__Description of the task__.
Each record needs to be echoed exactly; can you do that?

__Extracted data__.
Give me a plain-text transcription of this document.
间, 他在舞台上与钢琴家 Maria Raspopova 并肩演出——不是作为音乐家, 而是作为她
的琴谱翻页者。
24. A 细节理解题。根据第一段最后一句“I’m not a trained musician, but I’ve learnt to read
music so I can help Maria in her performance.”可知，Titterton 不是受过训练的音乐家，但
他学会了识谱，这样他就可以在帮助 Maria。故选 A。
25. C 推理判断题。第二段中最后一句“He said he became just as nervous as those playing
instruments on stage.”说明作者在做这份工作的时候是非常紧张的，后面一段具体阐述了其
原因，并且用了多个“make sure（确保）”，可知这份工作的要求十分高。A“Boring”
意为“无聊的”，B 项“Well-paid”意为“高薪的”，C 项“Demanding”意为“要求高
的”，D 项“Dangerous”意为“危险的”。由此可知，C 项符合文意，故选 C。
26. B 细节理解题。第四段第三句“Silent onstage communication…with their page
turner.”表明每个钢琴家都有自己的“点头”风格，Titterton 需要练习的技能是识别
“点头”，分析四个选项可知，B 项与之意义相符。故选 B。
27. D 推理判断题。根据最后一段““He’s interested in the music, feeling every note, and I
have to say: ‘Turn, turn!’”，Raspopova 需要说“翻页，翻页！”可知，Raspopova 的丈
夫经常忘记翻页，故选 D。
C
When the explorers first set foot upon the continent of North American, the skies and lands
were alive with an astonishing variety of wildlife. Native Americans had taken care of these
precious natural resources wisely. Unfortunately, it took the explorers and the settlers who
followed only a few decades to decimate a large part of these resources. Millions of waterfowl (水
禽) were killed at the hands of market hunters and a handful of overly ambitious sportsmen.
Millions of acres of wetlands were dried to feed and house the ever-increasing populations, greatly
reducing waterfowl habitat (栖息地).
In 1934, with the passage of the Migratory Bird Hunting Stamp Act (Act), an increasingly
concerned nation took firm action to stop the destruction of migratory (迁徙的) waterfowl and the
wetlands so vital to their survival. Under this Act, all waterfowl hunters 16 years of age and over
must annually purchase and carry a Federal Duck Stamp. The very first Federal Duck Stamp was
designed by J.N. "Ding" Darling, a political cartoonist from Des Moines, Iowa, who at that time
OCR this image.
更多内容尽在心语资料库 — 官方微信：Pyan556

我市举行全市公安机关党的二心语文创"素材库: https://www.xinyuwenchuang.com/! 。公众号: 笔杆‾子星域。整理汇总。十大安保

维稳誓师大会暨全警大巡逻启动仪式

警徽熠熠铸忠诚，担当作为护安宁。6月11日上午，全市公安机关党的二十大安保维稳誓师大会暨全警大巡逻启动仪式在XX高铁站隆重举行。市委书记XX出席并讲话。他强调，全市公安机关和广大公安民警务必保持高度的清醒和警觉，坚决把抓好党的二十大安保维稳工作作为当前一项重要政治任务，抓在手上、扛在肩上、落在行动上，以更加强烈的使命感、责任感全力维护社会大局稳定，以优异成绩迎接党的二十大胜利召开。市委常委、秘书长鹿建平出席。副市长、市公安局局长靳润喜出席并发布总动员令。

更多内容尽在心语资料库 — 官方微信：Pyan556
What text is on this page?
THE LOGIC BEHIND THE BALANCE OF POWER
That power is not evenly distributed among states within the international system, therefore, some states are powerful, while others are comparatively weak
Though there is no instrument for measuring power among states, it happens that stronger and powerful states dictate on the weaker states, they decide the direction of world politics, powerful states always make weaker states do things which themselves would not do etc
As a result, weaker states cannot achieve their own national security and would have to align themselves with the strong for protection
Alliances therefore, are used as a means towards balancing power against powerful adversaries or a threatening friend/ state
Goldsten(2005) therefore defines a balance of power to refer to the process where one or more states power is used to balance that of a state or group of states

__The reply__.
Give me a plain-text transcription of this document.
间, 他在舞台上与钢琴家 Maria Raspopova 并肩演出——不是作为音乐家, 而是作为她
的琴谱翻页者。
24. A 细节理解题。根据第一段最后一句“I’m not a trained musician, but I’ve learnt to read
music so I can help Maria in her performance.”可知，Titterton 不是受过训练的音乐家，但
他学会了识谱，这样他就可以在帮助 Maria。故选 A。
25. C 推理判断题。第二段中最后一句“He said he became just as nervous as those playing
instruments on stage.”说明作者在做这份工作的时候是非常紧张的，后面一段具体阐述了其
原因，并且用了多个“make sure（确保）”，可知这份工作的要求十分高。A“Boring”
意为“无聊的”，B 项“Well-paid”意为“高薪的”，C 项“Demanding”意为“要求高
的”，D 项“Dangerous”意为“危险的”。由此可知，C 项符合文意，故选 C。
26. B 细节理解题。第四段第三句“Silent onstage communication…with their page
turner.”表明每个钢琴家都有自己的“点头”风格，Titterton 需要练习的技能是识别
“点头”，分析四个选项可知，B 项与之意义相符。故选 B。
27. D 推理判断题。根据最后一段““He’s interested in the music, feeling every note, and I
have to say: ‘Turn, turn!’”，Raspopova 需要说“翻页，翻页！”可知，Raspopova 的丈
夫经常忘记翻页，故选 D。
C
When the explorers first set foot upon the continent of North American, the skies and lands
were alive with an astonishing variety of wildlife. Native Americans had taken care of these
precious natural resources wisely. Unfortunately, it took the explorers and the settlers who
followed only a few decades to decimate a large part of these resources. Millions of waterfowl (水
禽) were killed at the hands of market hunters and a handful of overly ambitious sportsmen.
Millions of acres of wetlands were dried to feed and house the ever-increasing populations, greatly
reducing waterfowl habitat (栖息地).
In 1934, with the passage of the Migratory Bird Hunting Stamp Act (Act), an increasingly
concerned nation took firm action to stop the destruction of migratory (迁徙的) waterfowl and the
wetlands so vital to their survival. Under this Act, all waterfowl hunters 16 years of age and over
must annually purchase and carry a Federal Duck Stamp. The very first Federal Duck Stamp was
designed by J.N. "Ding" Darling, a political cartoonist from Des Moines, Iowa, who at that time
OCR this image.
更多内容尽在心语资料库 — 官方微信：Pyan556

我市举行全市公安机关党的二心语文创"素材库: https://www.xinyuwenchuang.com/! 。公众号: 笔杆‾子星域。整理汇总。十大安保

维稳誓师大会暨全警大巡逻启动仪式

警徽熠熠铸忠诚，担当作为护安宁。6月11日上午，全市公安机关党的二十大安保维稳誓师大会暨全警大巡逻启动仪式在XX高铁站隆重举行。市委书记XX出席并讲话。他强调，全市公安机关和广大公安民警务必保持高度的清醒和警觉，坚决把抓好党的二十大安保维稳工作作为当前一项重要政治任务，抓在手上、扛在肩上、落在行动上，以更加强烈的使命感、责任感全力维护社会大局稳定，以优异成绩迎接党的二十大胜利召开。市委常委、秘书长鹿建平出席。副市长、市公安局局长靳润喜出席并发布总动员令。

更多内容尽在心语资料库 — 官方微信：Pyan556
What text is on this page?
THE LOGIC BEHIND THE BALANCE OF POWER
That power is not evenly distributed among states within the international system, therefore, some states are powerful, while others are comparatively weak
Though there is no instrument for measuring power among states, it happens that stronger and powerful states dictate on the weaker states, they decide the direction of world politics, powerful states always make weaker states do things which themselves would not do etc
As a result, weaker states cannot achieve their own national security and would have to align themselves with the strong for protection
Alliances therefore, are used as a means towards balancing power against powerful adversaries or a threatening friend/ state
Goldsten(2005) therefore defines a balance of power to refer to the process where one or more states power is used to balance that of a state or group of states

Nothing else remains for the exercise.